/---

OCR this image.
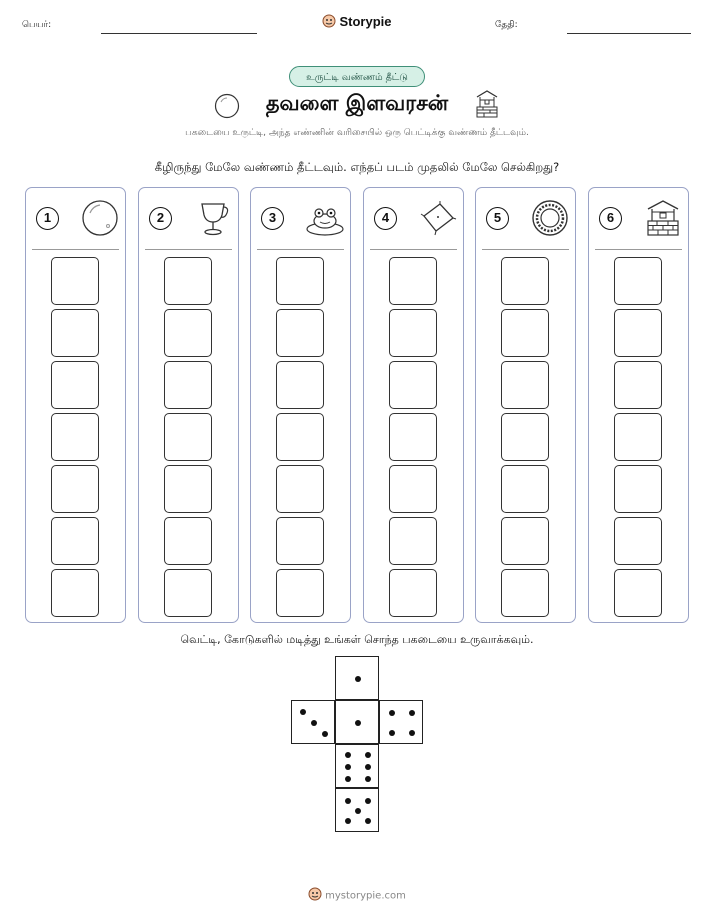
பெயர்:	Storypie	தேதி:
உருட்டி வண்ணம் தீட்டு
தவளை இளவரசன்
பகடையை உருட்டி, அந்த எண்ணின் வரிசையில் ஒரு பெட்டிக்கு வண்ணம் தீட்டவும்.
கீழிருந்து மேலே வண்ணம் தீட்டவும். எந்தப் படம் முதலில் மேலே செல்கிறது?
1	2	3	4	5	6
வெட்டி, கோடுகளில் மடித்து உங்கள் சொந்த பகடையை உருவாக்கவும்.
mystorypie.com
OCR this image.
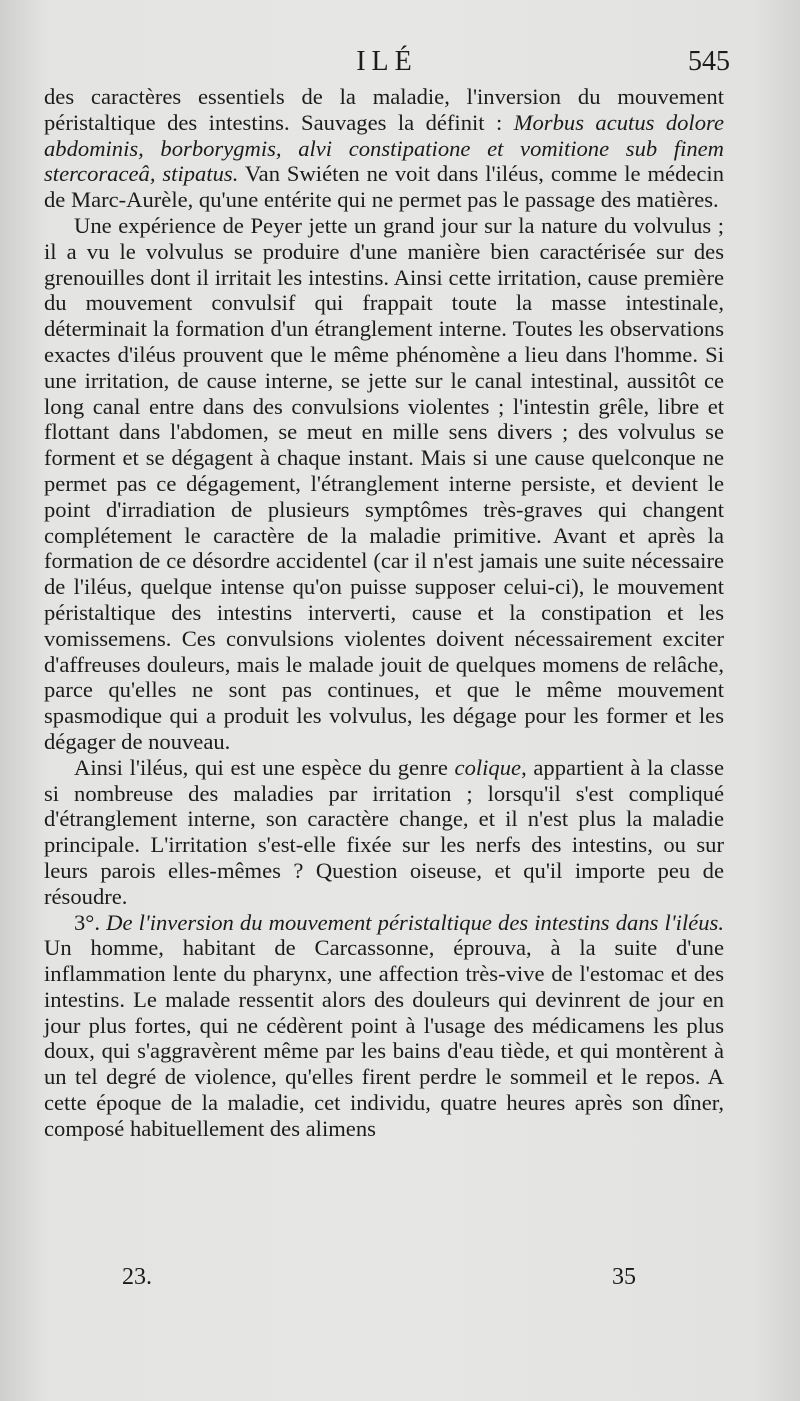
ILÉ	545

des caractères essentiels de la maladie, l'inversion du mouvement péristaltique des intestins. Sauvages la définit : Morbus acutus dolore abdominis, borborygmis, alvi constipatione et vomitione sub finem stercoraceâ, stipatus. Van Swiéten ne voit dans l'iléus, comme le médecin de Marc-Aurèle, qu'une entérite qui ne permet pas le passage des matières.

Une expérience de Peyer jette un grand jour sur la nature du volvulus ; il a vu le volvulus se produire d'une manière bien caractérisée sur des grenouilles dont il irritait les intestins. Ainsi cette irritation, cause première du mouvement convulsif qui frappait toute la masse intestinale, déterminait la formation d'un étranglement interne. Toutes les observations exactes d'iléus prouvent que le même phénomène a lieu dans l'homme. Si une irritation, de cause interne, se jette sur le canal intestinal, aussitôt ce long canal entre dans des convulsions violentes ; l'intestin grêle, libre et flottant dans l'abdomen, se meut en mille sens divers ; des volvulus se forment et se dégagent à chaque instant. Mais si une cause quelconque ne permet pas ce dégagement, l'étranglement interne persiste, et devient le point d'irradiation de plusieurs symptômes très-graves qui changent complétement le caractère de la maladie primitive. Avant et après la formation de ce désordre accidentel (car il n'est jamais une suite nécessaire de l'iléus, quelque intense qu'on puisse supposer celui-ci), le mouvement péristaltique des intestins interverti, cause et la constipation et les vomissemens. Ces convulsions violentes doivent nécessairement exciter d'affreuses douleurs, mais le malade jouit de quelques momens de relâche, parce qu'elles ne sont pas continues, et que le même mouvement spasmodique qui a produit les volvulus, les dégage pour les former et les dégager de nouveau.

Ainsi l'iléus, qui est une espèce du genre colique, appartient à la classe si nombreuse des maladies par irritation ; lorsqu'il s'est compliqué d'étranglement interne, son caractère change, et il n'est plus la maladie principale. L'irritation s'est-elle fixée sur les nerfs des intestins, ou sur leurs parois elles-mêmes ? Question oiseuse, et qu'il importe peu de résoudre.

3°. De l'inversion du mouvement péristaltique des intestins dans l'iléus. Un homme, habitant de Carcassonne, éprouva, à la suite d'une inflammation lente du pharynx, une affection très-vive de l'estomac et des intestins. Le malade ressentit alors des douleurs qui devinrent de jour en jour plus fortes, qui ne cédèrent point à l'usage des médicamens les plus doux, qui s'aggravèrent même par les bains d'eau tiède, et qui montèrent à un tel degré de violence, qu'elles firent perdre le sommeil et le repos. A cette époque de la maladie, cet individu, quatre heures après son dîner, composé habituellement des alimens

23.	35
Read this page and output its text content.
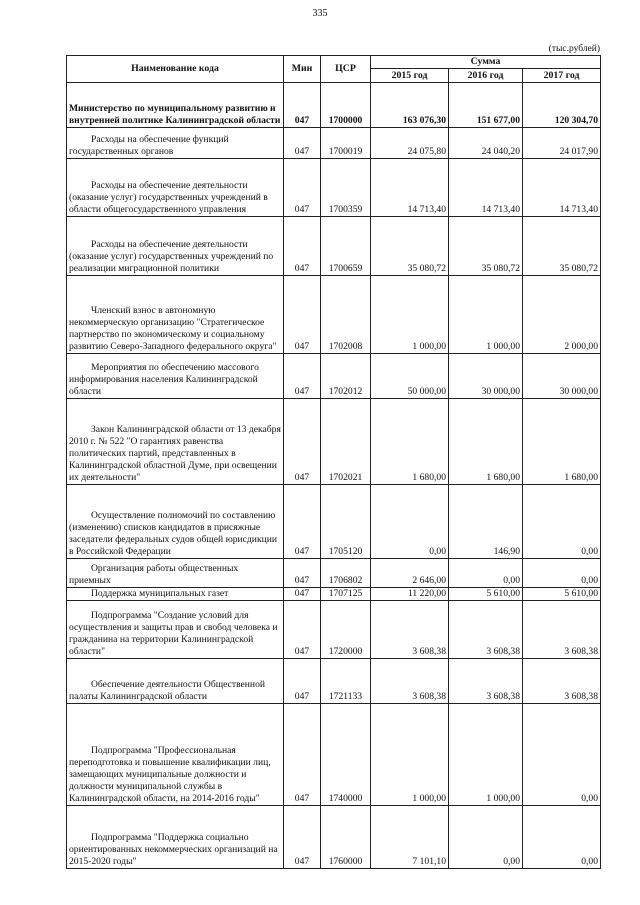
335
(тыс.рублей)
Наименование кода	Мин	ЦСР	Сумма		
			2015 год	2016 год	2017 год
Министерство по муниципальному развитию и внутренней политике Калининградской области	047	1700000	163 076,30	151 677,00	120 304,70
Расходы на обеспечение функций государственных органов	047	1700019	24 075,80	24 040,20	24 017,90
Расходы на обеспечение деятельности (оказание услуг) государственных учреждений в области общегосударственного управления	047	1700359	14 713,40	14 713,40	14 713,40
Расходы на обеспечение деятельности (оказание услуг) государственных учреждений по реализации миграционной политики	047	1700659	35 080,72	35 080,72	35 080,72
Членский взнос в автономную некоммерческую организацию "Стратегическое партнерство по экономическому и социальному развитию Северо-Западного федерального округа"	047	1702008	1 000,00	1 000,00	2 000,00
Мероприятия по обеспечению массового информирования населения Калининградской области	047	1702012	50 000,00	30 000,00	30 000,00
Закон Калининградской области от 13 декабря 2010 г. № 522 "О гарантиях равенства политических партий, представленных в Калининградской областной Думе, при освещении их деятельности"	047	1702021	1 680,00	1 680,00	1 680,00
Осуществление полномочий по составлению (изменению) списков кандидатов в присяжные заседатели федеральных судов общей юрисдикции в Российской Федерации	047	1705120	0,00	146,90	0,00
Организация работы общественных приемных	047	1706802	2 646,00	0,00	0,00
Поддержка муниципальных газет	047	1707125	11 220,00	5 610,00	5 610,00
Подпрограмма "Создание условий для осуществления и защиты прав и свобод человека и гражданина на территории Калининградской области"	047	1720000	3 608,38	3 608,38	3 608,38
Обеспечение деятельности Общественной палаты Калининградской области	047	1721133	3 608,38	3 608,38	3 608,38
Подпрограмма "Профессиональная переподготовка и повышение квалификации лиц, замещающих муниципальные должности и должности муниципальной службы в Калининградской области, на 2014-2016 годы"	047	1740000	1 000,00	1 000,00	0,00
Подпрограмма "Поддержка социально ориентированных некоммерческих организаций на 2015-2020 годы"	047	1760000	7 101,10	0,00	0,00
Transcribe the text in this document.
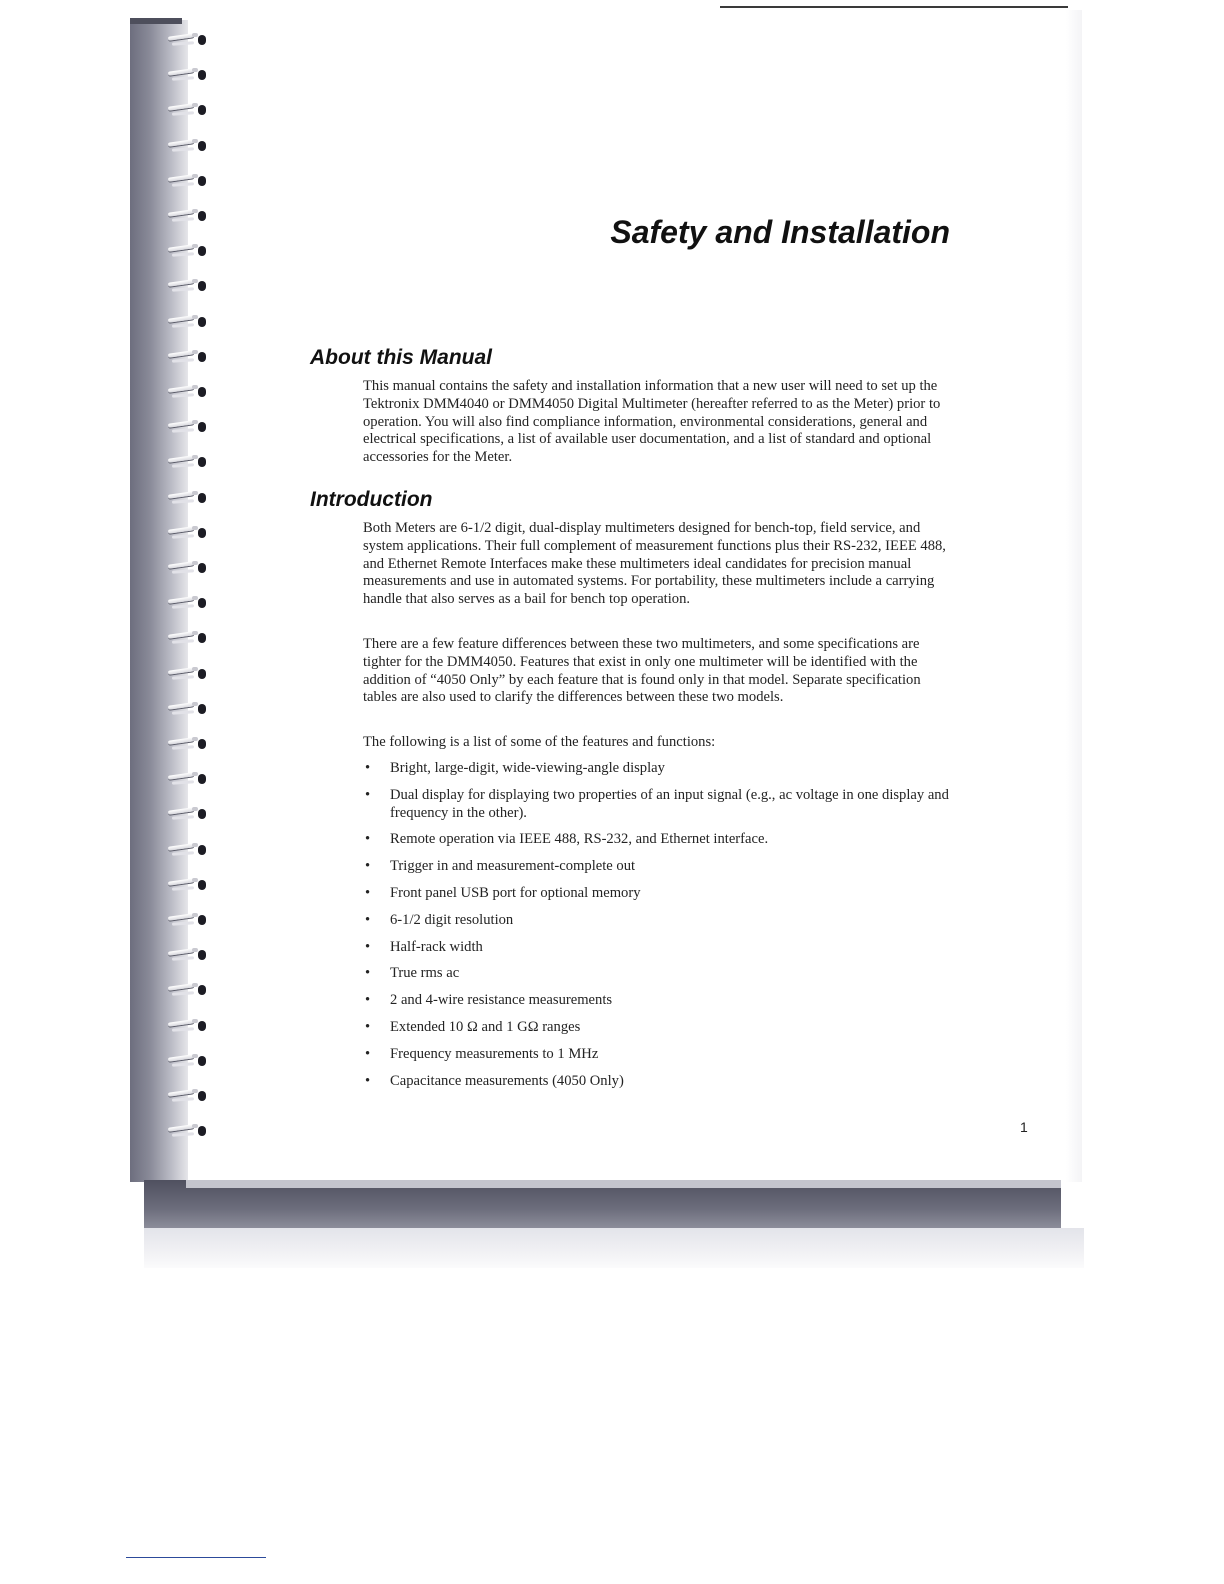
Safety and Installation
About this Manual

This manual contains the safety and installation information that a new user will need to set up the Tektronix DMM4040 or DMM4050 Digital Multimeter (hereafter referred to as the Meter) prior to operation. You will also find compliance information, environmental considerations, general and electrical specifications, a list of available user documentation, and a list of standard and optional accessories for the Meter.

Introduction

Both Meters are 6-1/2 digit, dual-display multimeters designed for bench-top, field service, and system applications. Their full complement of measurement functions plus their RS-232, IEEE 488, and Ethernet Remote Interfaces make these multimeters ideal candidates for precision manual measurements and use in automated systems. For portability, these multimeters include a carrying handle that also serves as a bail for bench top operation.

There are a few feature differences between these two multimeters, and some specifications are tighter for the DMM4050. Features that exist in only one multimeter will be identified with the addition of “4050 Only” by each feature that is found only in that model. Separate specification tables are also used to clarify the differences between these two models.

The following is a list of some of the features and functions:

• Bright, large-digit, wide-viewing-angle display
• Dual display for displaying two properties of an input signal (e.g., ac voltage in one display and frequency in the other).
• Remote operation via IEEE 488, RS-232, and Ethernet interface.
• Trigger in and measurement-complete out
• Front panel USB port for optional memory
• 6-1/2 digit resolution
• Half-rack width
• True rms ac
• 2 and 4-wire resistance measurements
• Extended 10 Ω and 1 GΩ ranges
• Frequency measurements to 1 MHz
• Capacitance measurements (4050 Only)
1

\---

Count the lines of the material that include the word "годы", then report only the total.

▶ **EXERCISE RESPONSE**
2